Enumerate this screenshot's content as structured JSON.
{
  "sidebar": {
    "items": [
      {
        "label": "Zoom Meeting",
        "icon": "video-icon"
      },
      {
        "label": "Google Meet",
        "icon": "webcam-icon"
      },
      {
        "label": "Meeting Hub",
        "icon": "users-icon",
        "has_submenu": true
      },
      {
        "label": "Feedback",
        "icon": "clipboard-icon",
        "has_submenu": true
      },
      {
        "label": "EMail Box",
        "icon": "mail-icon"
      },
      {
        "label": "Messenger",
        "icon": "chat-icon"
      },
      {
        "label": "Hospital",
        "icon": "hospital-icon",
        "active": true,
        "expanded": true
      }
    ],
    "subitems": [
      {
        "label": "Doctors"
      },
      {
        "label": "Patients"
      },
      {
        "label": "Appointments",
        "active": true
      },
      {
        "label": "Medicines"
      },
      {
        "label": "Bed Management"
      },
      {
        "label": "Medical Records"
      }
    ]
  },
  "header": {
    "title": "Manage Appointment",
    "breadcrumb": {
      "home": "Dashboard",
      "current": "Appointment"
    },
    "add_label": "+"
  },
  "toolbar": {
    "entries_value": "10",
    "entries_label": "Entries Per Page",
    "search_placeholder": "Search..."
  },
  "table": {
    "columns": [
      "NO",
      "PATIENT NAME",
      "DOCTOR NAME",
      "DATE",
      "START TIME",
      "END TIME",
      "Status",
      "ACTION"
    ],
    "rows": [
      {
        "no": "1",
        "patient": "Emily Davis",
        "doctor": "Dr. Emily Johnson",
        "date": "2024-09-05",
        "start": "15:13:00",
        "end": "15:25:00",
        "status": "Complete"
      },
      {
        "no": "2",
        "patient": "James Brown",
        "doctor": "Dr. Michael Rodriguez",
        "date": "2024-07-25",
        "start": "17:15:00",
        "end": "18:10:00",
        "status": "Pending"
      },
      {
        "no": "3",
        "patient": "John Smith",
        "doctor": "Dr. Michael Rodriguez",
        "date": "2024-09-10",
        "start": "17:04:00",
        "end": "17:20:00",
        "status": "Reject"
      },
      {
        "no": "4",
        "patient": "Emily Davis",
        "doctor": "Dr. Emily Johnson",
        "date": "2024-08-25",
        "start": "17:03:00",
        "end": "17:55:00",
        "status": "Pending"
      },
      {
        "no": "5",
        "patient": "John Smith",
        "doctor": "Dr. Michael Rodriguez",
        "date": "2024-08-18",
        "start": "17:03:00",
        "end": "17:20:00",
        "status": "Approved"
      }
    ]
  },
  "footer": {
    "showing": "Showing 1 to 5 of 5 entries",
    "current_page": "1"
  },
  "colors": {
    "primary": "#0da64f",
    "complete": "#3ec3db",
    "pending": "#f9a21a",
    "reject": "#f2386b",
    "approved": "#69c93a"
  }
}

########

* **DIRECTIONS**:
For this exercise, copy all of the material exactly as it stands.

* **FINISHED EXERCISE**:
Enumerate this screenshot's content as structured JSON.
{
  "sidebar": {
    "items": [
      {
        "label": "Zoom Meeting",
        "icon": "video-icon"
      },
      {
        "label": "Google Meet",
        "icon": "webcam-icon"
      },
      {
        "label": "Meeting Hub",
        "icon": "users-icon",
        "has_submenu": true
      },
      {
        "label": "Feedback",
        "icon": "clipboard-icon",
        "has_submenu": true
      },
      {
        "label": "EMail Box",
        "icon": "mail-icon"
      },
      {
        "label": "Messenger",
        "icon": "chat-icon"
      },
      {
        "label": "Hospital",
        "icon": "hospital-icon",
        "active": true,
        "expanded": true
      }
    ],
    "subitems": [
      {
        "label": "Doctors"
      },
      {
        "label": "Patients"
      },
      {
        "label": "Appointments",
        "active": true
      },
      {
        "label": "Medicines"
      },
      {
        "label": "Bed Management"
      },
      {
        "label": "Medical Records"
      }
    ]
  },
  "header": {
    "title": "Manage Appointment",
    "breadcrumb": {
      "home": "Dashboard",
      "current": "Appointment"
    },
    "add_label": "+"
  },
  "toolbar": {
    "entries_value": "10",
    "entries_label": "Entries Per Page",
    "search_placeholder": "Search..."
  },
  "table": {
    "columns": [
      "NO",
      "PATIENT NAME",
      "DOCTOR NAME",
      "DATE",
      "START TIME",
      "END TIME",
      "Status",
      "ACTION"
    ],
    "rows": [
      {
        "no": "1",
        "patient": "Emily Davis",
        "doctor": "Dr. Emily Johnson",
        "date": "2024-09-05",
        "start": "15:13:00",
        "end": "15:25:00",
        "status": "Complete"
      },
      {
        "no": "2",
        "patient": "James Brown",
        "doctor": "Dr. Michael Rodriguez",
        "date": "2024-07-25",
        "start": "17:15:00",
        "end": "18:10:00",
        "status": "Pending"
      },
      {
        "no": "3",
        "patient": "John Smith",
        "doctor": "Dr. Michael Rodriguez",
        "date": "2024-09-10",
        "start": "17:04:00",
        "end": "17:20:00",
        "status": "Reject"
      },
      {
        "no": "4",
        "patient": "Emily Davis",
        "doctor": "Dr. Emily Johnson",
        "date": "2024-08-25",
        "start": "17:03:00",
        "end": "17:55:00",
        "status": "Pending"
      },
      {
        "no": "5",
        "patient": "John Smith",
        "doctor": "Dr. Michael Rodriguez",
        "date": "2024-08-18",
        "start": "17:03:00",
        "end": "17:20:00",
        "status": "Approved"
      }
    ]
  },
  "footer": {
    "showing": "Showing 1 to 5 of 5 entries",
    "current_page": "1"
  },
  "colors": {
    "primary": "#0da64f",
    "complete": "#3ec3db",
    "pending": "#f9a21a",
    "reject": "#f2386b",
    "approved": "#69c93a"
  }
}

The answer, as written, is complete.